■ **Instructions for the task**
Each line that contains "komt" needs to be copied from the listing.

■ **Excerpted data**
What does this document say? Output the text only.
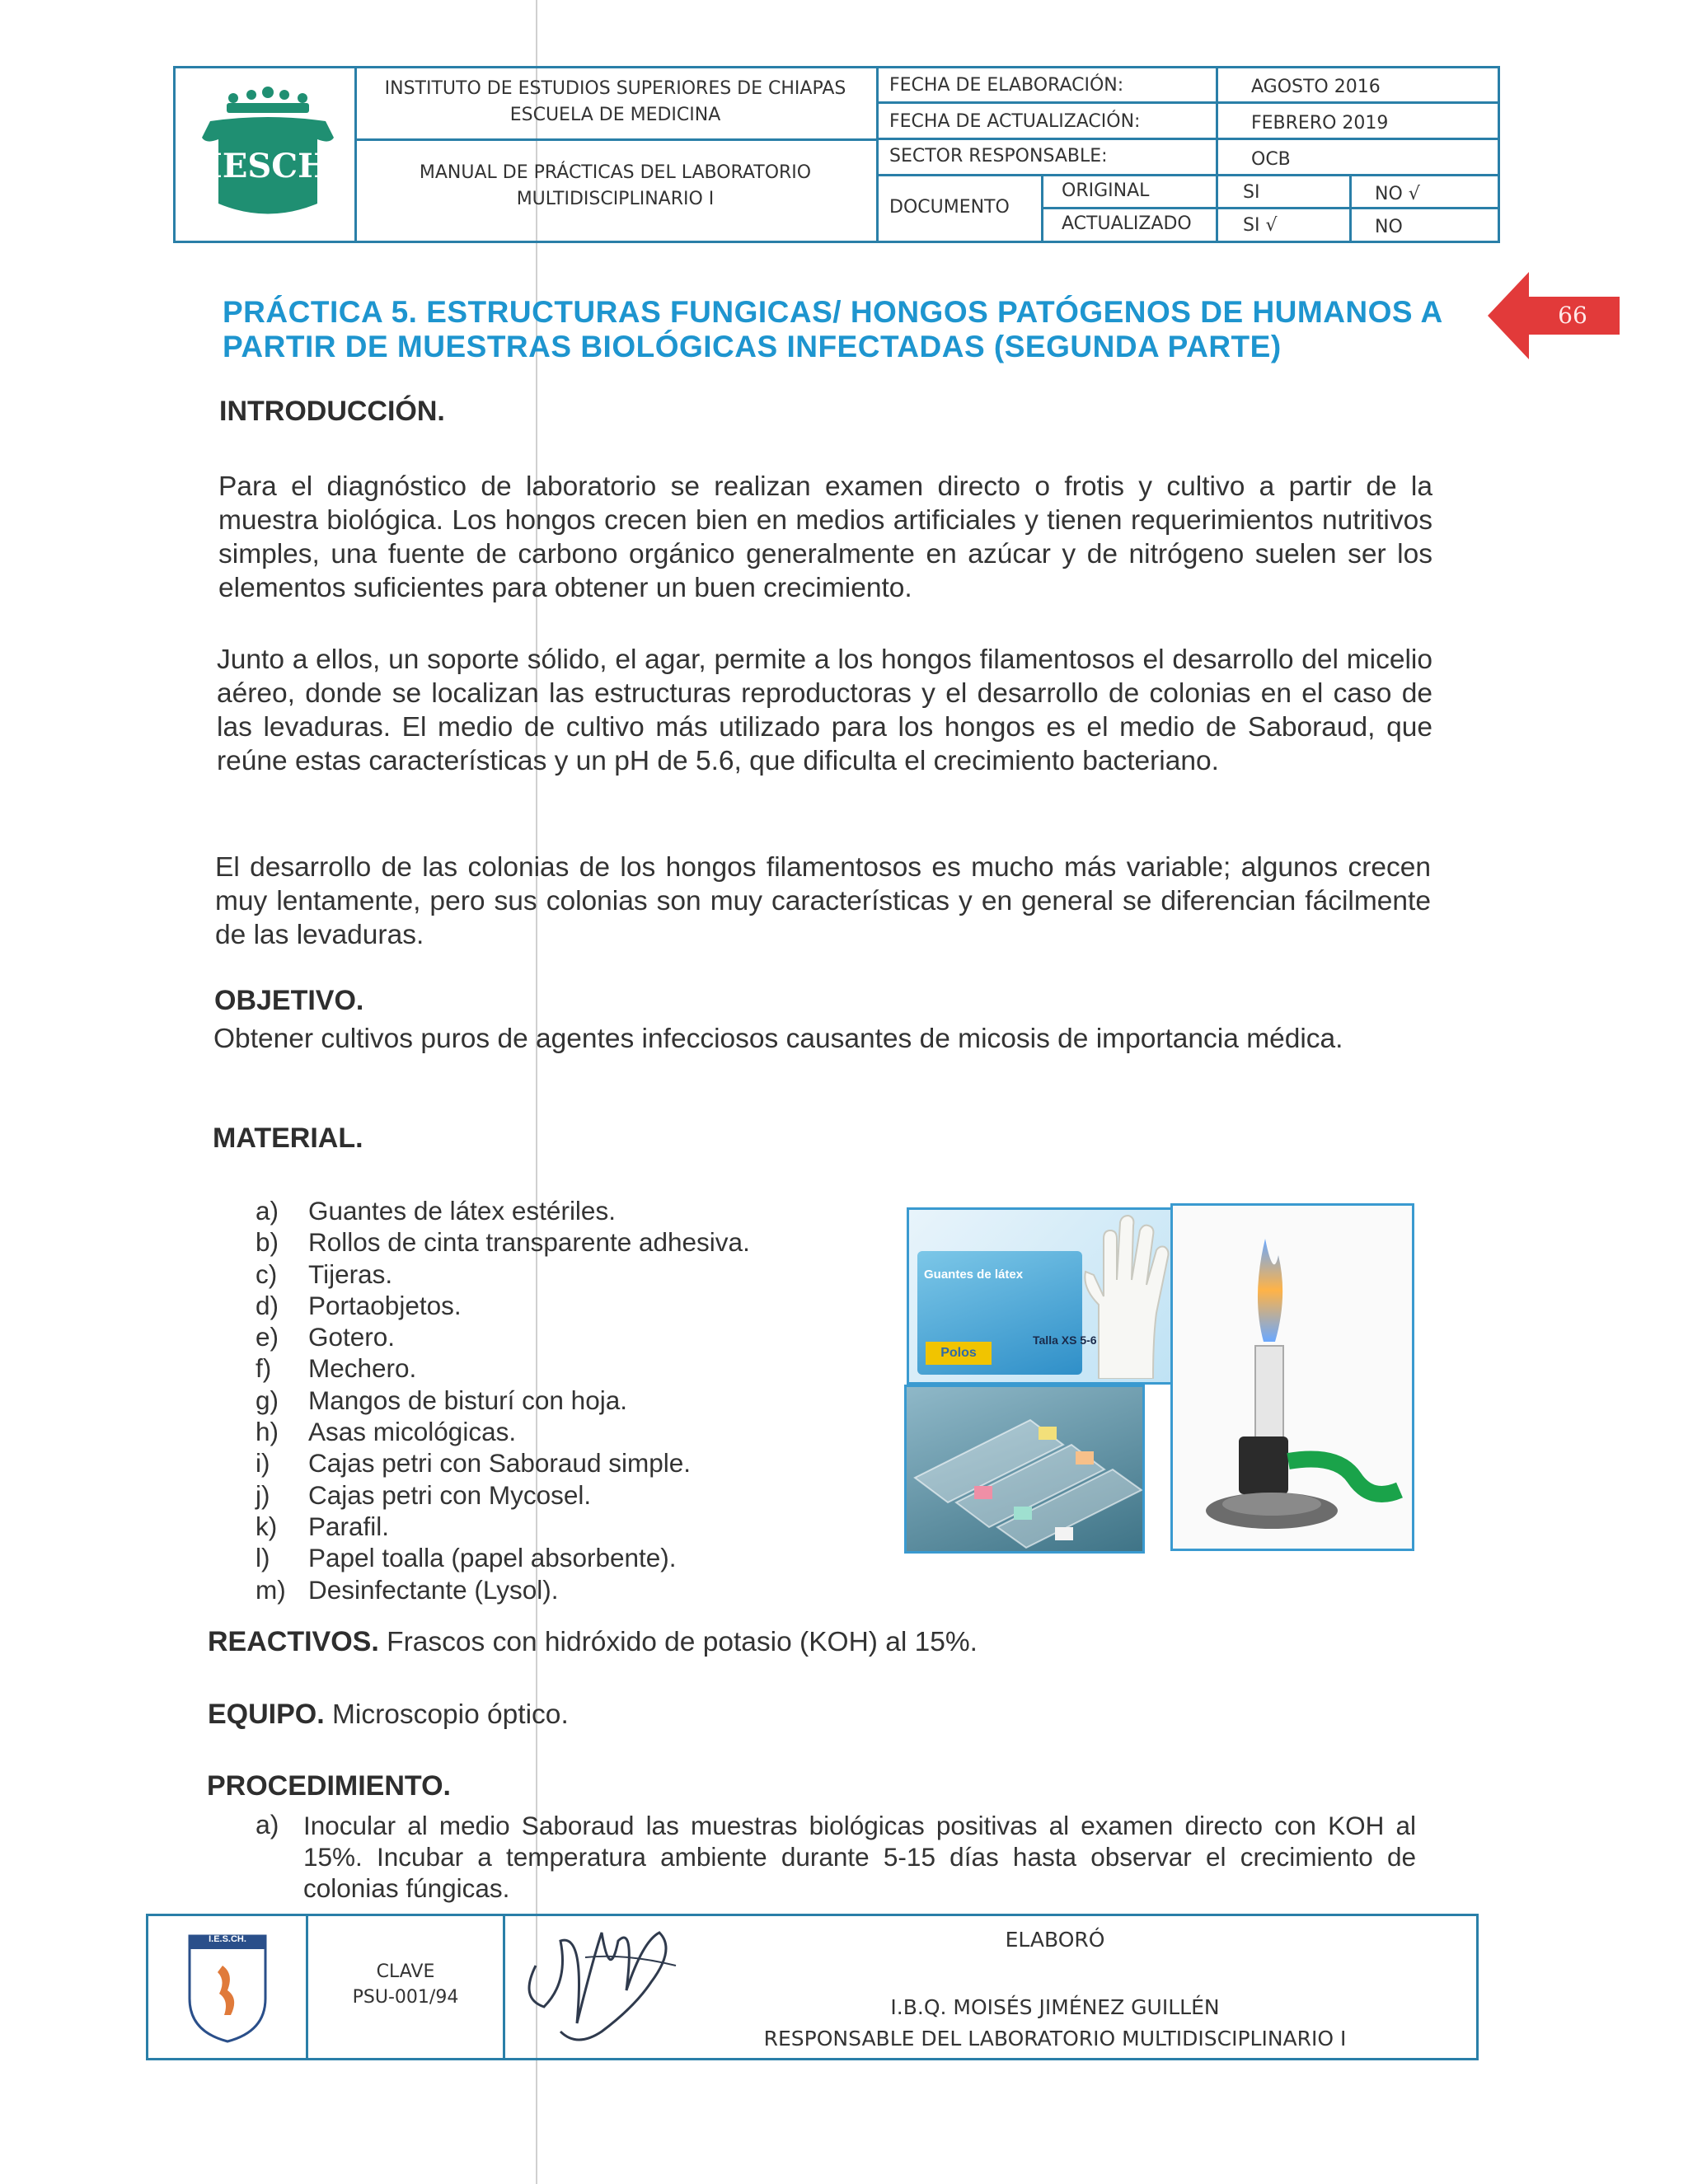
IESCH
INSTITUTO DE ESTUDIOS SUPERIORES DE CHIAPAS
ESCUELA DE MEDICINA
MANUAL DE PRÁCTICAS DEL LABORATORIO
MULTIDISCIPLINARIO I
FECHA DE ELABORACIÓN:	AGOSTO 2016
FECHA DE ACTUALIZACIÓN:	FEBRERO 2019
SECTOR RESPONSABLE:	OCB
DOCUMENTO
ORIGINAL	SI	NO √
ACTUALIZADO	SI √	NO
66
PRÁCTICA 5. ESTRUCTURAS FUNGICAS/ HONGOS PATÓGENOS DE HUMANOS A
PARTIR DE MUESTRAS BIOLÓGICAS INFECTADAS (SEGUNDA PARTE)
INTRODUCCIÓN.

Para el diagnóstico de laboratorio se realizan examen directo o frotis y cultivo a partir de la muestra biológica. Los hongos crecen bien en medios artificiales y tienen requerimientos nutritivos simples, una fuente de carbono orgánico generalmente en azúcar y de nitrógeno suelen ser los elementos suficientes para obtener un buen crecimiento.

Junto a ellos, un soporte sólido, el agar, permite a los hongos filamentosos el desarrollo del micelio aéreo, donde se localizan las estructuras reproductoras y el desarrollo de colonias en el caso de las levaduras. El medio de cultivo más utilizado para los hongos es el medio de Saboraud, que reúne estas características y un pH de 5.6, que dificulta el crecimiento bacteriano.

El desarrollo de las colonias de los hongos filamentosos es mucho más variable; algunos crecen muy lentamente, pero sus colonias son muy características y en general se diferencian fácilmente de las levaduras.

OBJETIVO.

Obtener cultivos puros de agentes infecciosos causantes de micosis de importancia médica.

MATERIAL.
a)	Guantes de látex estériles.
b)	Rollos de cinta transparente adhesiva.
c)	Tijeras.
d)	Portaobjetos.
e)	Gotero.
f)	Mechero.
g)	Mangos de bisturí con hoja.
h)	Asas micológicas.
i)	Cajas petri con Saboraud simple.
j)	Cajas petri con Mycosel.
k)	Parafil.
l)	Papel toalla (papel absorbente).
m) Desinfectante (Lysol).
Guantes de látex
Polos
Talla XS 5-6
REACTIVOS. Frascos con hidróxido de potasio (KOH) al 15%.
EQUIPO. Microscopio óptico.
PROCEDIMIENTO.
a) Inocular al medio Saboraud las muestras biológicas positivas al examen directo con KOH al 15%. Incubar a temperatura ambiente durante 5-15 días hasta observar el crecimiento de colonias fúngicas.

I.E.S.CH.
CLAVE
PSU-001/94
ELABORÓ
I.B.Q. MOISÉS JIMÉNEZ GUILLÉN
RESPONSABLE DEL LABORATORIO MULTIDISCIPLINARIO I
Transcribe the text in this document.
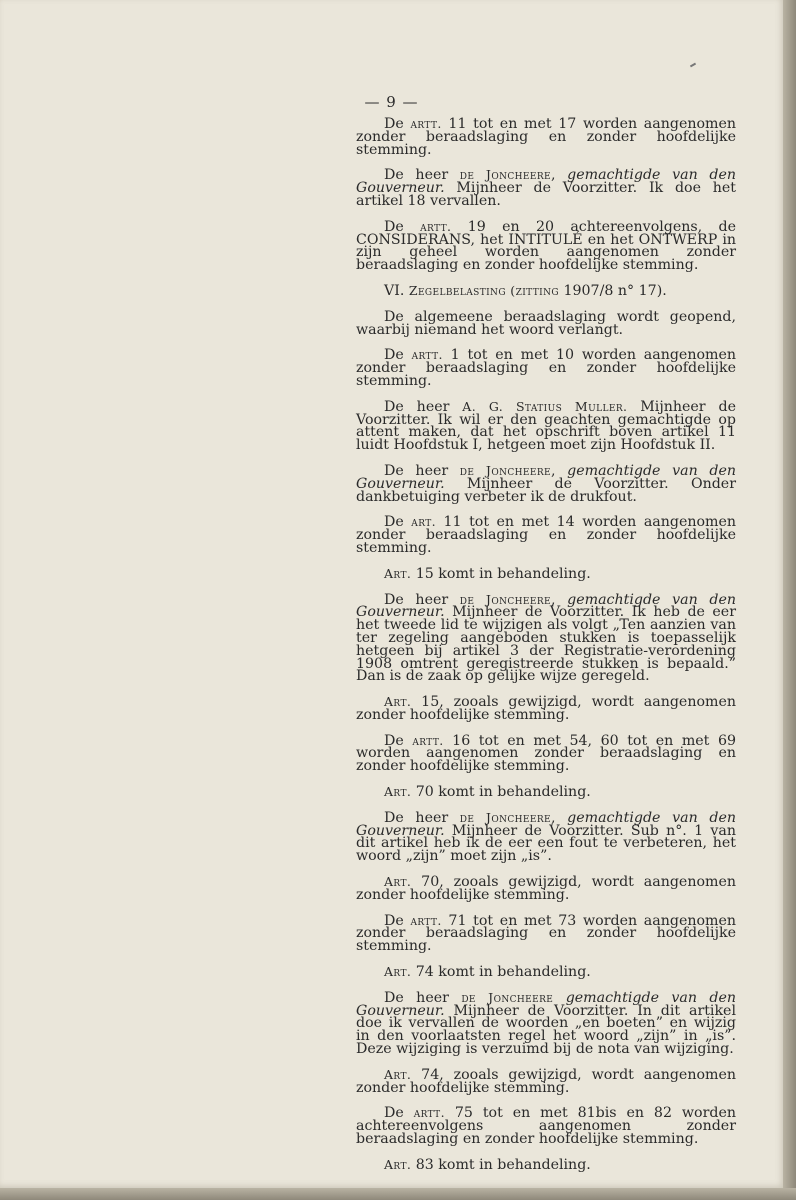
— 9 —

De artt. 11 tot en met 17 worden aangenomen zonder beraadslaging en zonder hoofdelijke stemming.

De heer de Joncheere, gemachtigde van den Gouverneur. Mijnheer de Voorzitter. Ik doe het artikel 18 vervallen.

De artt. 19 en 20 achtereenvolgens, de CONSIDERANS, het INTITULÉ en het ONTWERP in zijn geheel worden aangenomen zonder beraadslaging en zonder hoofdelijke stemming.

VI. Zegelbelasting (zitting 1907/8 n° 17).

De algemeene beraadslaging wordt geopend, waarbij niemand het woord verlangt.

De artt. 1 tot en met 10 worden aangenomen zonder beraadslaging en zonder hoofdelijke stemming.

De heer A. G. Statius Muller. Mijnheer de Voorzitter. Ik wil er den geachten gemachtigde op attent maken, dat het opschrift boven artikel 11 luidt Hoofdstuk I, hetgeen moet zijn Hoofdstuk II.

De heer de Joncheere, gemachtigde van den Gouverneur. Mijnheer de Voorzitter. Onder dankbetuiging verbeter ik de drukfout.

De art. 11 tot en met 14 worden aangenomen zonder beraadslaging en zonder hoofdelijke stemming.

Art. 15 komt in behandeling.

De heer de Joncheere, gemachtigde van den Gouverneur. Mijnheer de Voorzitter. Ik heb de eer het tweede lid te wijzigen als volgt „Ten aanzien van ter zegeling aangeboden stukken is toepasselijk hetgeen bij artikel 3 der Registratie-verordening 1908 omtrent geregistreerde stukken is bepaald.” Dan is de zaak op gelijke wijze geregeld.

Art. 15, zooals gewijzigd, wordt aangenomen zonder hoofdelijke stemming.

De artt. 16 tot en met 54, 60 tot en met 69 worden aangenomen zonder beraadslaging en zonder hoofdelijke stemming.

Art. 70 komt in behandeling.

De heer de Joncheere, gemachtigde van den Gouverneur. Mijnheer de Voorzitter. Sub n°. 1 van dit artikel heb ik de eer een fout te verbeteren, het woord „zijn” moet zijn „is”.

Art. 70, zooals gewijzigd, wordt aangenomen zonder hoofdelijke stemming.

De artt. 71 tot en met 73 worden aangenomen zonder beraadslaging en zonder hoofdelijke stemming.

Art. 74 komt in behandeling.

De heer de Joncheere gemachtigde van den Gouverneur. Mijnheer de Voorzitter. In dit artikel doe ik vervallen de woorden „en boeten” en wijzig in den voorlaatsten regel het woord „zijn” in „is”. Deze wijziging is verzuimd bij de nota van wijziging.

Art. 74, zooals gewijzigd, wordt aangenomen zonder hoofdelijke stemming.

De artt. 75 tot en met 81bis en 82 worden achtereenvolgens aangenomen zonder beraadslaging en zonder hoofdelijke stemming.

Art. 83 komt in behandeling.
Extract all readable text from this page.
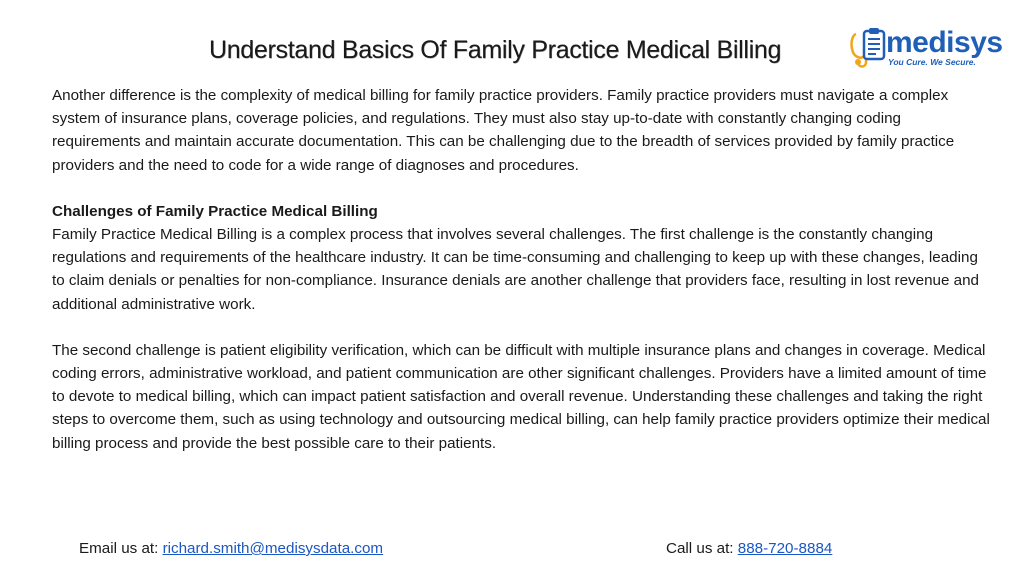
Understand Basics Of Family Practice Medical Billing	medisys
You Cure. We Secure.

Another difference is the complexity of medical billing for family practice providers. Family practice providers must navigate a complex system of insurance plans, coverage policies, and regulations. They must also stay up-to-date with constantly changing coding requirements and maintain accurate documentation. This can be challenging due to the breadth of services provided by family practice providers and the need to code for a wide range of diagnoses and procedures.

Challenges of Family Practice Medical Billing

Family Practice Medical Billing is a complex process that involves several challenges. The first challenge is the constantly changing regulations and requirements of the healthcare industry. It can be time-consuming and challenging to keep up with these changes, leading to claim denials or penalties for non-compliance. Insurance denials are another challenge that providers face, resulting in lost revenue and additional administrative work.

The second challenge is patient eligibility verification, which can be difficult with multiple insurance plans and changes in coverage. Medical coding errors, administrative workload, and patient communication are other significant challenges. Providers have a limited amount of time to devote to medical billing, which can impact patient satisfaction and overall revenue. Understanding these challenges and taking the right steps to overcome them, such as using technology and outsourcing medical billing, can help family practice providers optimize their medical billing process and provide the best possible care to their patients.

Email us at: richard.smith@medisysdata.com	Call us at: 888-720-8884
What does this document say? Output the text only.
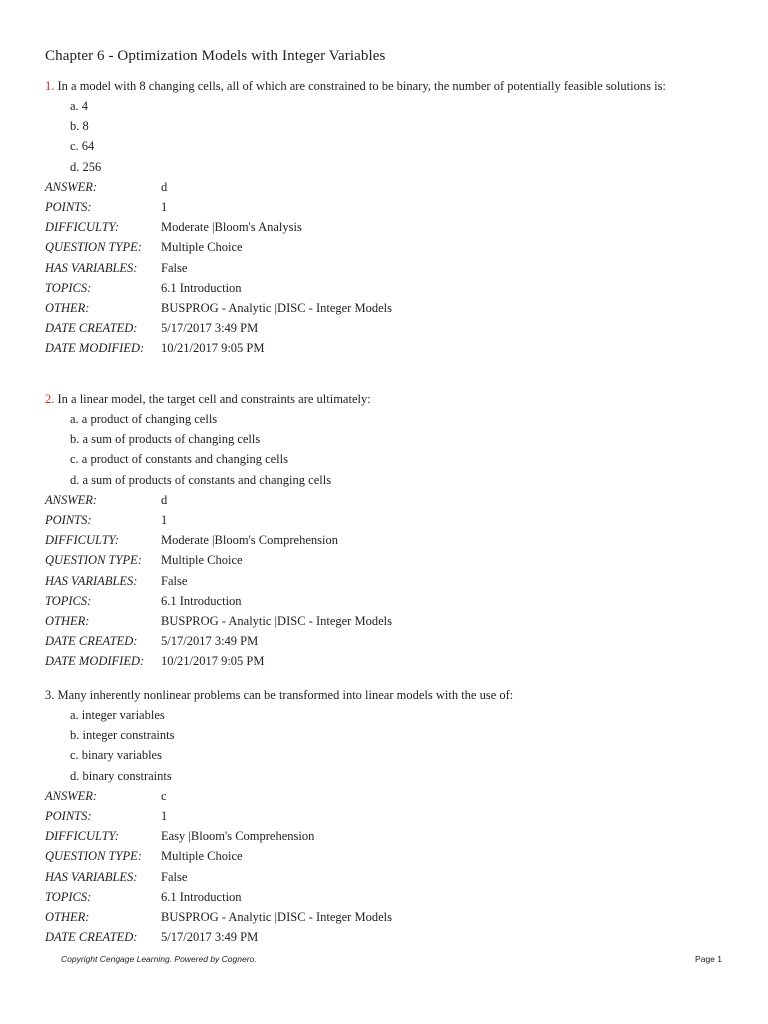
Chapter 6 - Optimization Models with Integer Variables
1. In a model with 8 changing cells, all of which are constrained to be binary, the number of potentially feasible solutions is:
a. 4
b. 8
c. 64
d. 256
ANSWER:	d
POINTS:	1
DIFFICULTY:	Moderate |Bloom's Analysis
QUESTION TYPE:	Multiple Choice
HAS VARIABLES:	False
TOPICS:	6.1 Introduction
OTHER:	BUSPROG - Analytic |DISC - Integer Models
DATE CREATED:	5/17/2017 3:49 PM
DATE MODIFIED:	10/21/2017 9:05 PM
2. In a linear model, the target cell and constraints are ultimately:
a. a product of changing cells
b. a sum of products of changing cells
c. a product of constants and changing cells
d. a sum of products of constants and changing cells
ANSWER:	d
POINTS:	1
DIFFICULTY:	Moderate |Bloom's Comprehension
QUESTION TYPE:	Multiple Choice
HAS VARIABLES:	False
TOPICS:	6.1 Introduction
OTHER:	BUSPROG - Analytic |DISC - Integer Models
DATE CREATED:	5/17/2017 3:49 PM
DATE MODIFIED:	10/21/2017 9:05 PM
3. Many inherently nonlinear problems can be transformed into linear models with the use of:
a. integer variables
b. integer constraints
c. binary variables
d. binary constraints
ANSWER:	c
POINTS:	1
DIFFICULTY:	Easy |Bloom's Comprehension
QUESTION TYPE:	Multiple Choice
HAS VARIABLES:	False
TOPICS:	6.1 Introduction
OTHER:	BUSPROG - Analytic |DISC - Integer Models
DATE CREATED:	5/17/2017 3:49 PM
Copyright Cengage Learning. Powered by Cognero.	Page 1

■ **Answer box**
Art. 15 komt in behandeling.
Art. 70 komt in behandeling.
Art. 74 komt in behandeling.
Art. 83 komt in behandeling.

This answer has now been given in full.